-- Task prompt --
Collect all the lines that mention the word "soon".

-- Data rows --
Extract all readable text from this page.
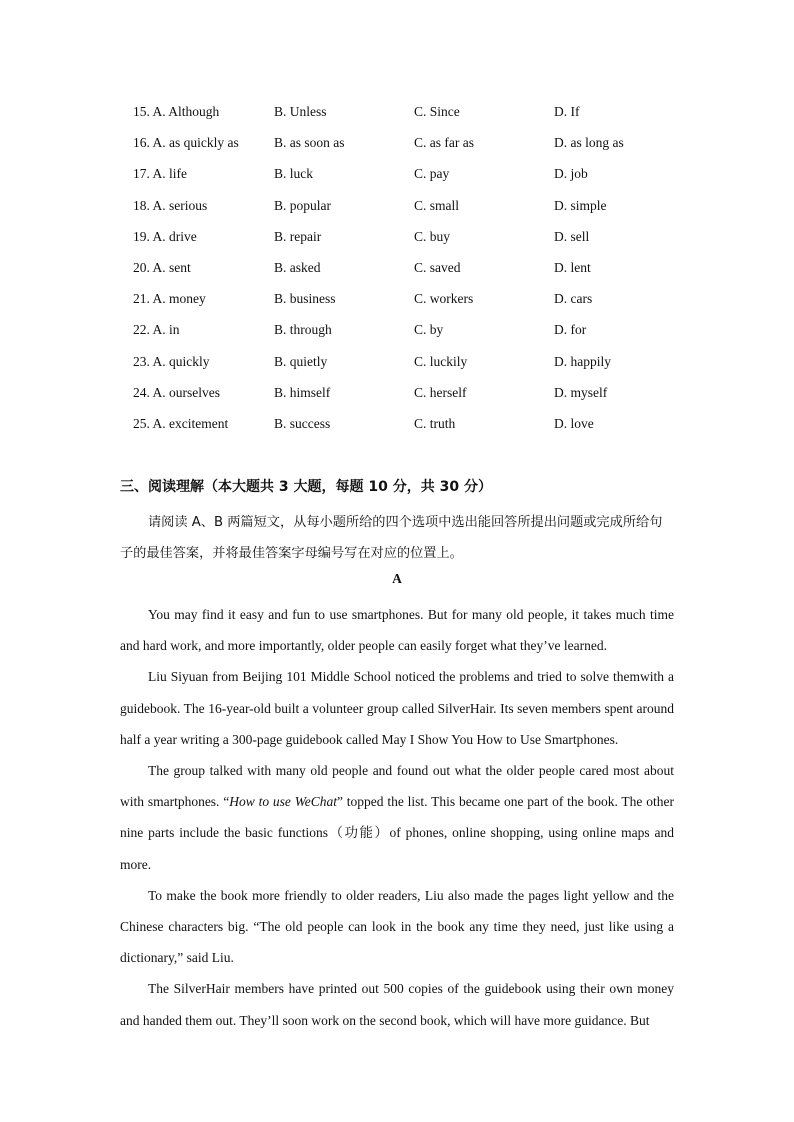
15. A. Although	B. Unless	C. Since	D. If
16. A. as quickly as	B. as soon as	C. as far as	D. as long as
17. A. life	B. luck	C. pay	D. job
18. A. serious	B. popular	C. small	D. simple
19. A. drive	B. repair	C. buy	D. sell
20. A. sent	B. asked	C. saved	D. lent
21. A. money	B. business	C. workers	D. cars
22. A. in	B. through	C. by	D. for
23. A. quickly	B. quietly	C. luckily	D. happily
24. A. ourselves	B. himself	C. herself	D. myself
25. A. excitement	B. success	C. truth	D. love
三、阅读理解（本大题共 3 大题，每题 10 分，共 30 分）
请阅读 A、B 两篇短文，从每小题所给的四个选项中选出能回答所提出问题或完成所给句子的最佳答案，并将最佳答案字母编号写在对应的位置上。
A

You may find it easy and fun to use smartphones. But for many old people, it takes much time and hard work, and more importantly, older people can easily forget what they’ve learned.

Liu Siyuan from Beijing 101 Middle School noticed the problems and tried to solve themwith a guidebook. The 16-year-old built a volunteer group called SilverHair. Its seven members spent around half a year writing a 300-page guidebook called May I Show You How to Use Smartphones.

The group talked with many old people and found out what the older people cared most about with smartphones. “How to use WeChat” topped the list. This became one part of the book. The other nine parts include the basic functions（功能）of phones, online shopping, using online maps and more.

To make the book more friendly to older readers, Liu also made the pages light yellow and the Chinese characters big. “The old people can look in the book any time they need, just like using a dictionary,” said Liu.

The SilverHair members have printed out 500 copies of the guidebook using their own money and handed them out. They’ll soon work on the second book, which will have more guidance. But
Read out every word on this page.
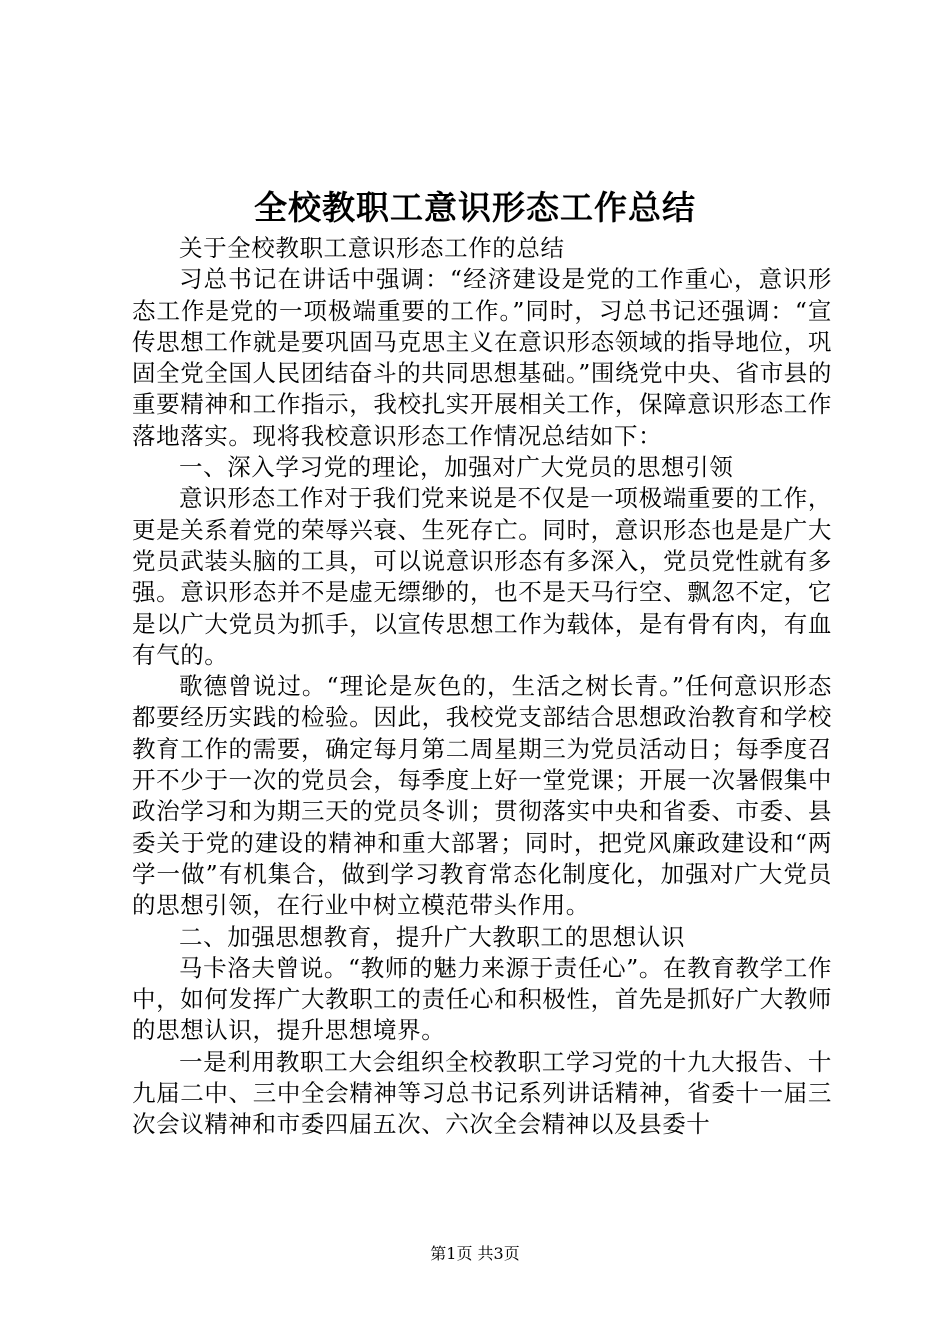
全校教职工意识形态工作总结

关于全校教职工意识形态工作的总结

习总书记在讲话中强调：“经济建设是党的工作重心，意识形态工作是党的一项极端重要的工作。”同时，习总书记还强调：“宣传思想工作就是要巩固马克思主义在意识形态领域的指导地位，巩固全党全国人民团结奋斗的共同思想基础。”围绕党中央、省市县的重要精神和工作指示，我校扎实开展相关工作，保障意识形态工作落地落实。现将我校意识形态工作情况总结如下：

一、深入学习党的理论，加强对广大党员的思想引领

意识形态工作对于我们党来说是不仅是一项极端重要的工作，更是关系着党的荣辱兴衰、生死存亡。同时，意识形态也是是广大党员武装头脑的工具，可以说意识形态有多深入，党员党性就有多强。意识形态并不是虚无缥缈的，也不是天马行空、飘忽不定，它是以广大党员为抓手，以宣传思想工作为载体，是有骨有肉，有血有气的。

歌德曾说过。“理论是灰色的，生活之树长青。”任何意识形态都要经历实践的检验。因此，我校党支部结合思想政治教育和学校教育工作的需要，确定每月第二周星期三为党员活动日；每季度召开不少于一次的党员会，每季度上好一堂党课；开展一次暑假集中政治学习和为期三天的党员冬训；贯彻落实中央和省委、市委、县委关于党的建设的精神和重大部署；同时，把党风廉政建设和“两学一做”有机集合，做到学习教育常态化制度化，加强对广大党员的思想引领，在行业中树立模范带头作用。

二、加强思想教育，提升广大教职工的思想认识

马卡洛夫曾说。“教师的魅力来源于责任心”。在教育教学工作中，如何发挥广大教职工的责任心和积极性，首先是抓好广大教师的思想认识，提升思想境界。

一是利用教职工大会组织全校教职工学习党的十九大报告、十九届二中、三中全会精神等习总书记系列讲话精神，省委十一届三次会议精神和市委四届五次、六次全会精神以及县委十

第1页 共3页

-- Answer to this task --
16. A. as quickly as	B. as soon as	C. as far as	D. as long as
The SilverHair members have printed out 500 copies of the guidebook using their own money and handed them out. They’ll soon work on the second book, which will have more guidance. But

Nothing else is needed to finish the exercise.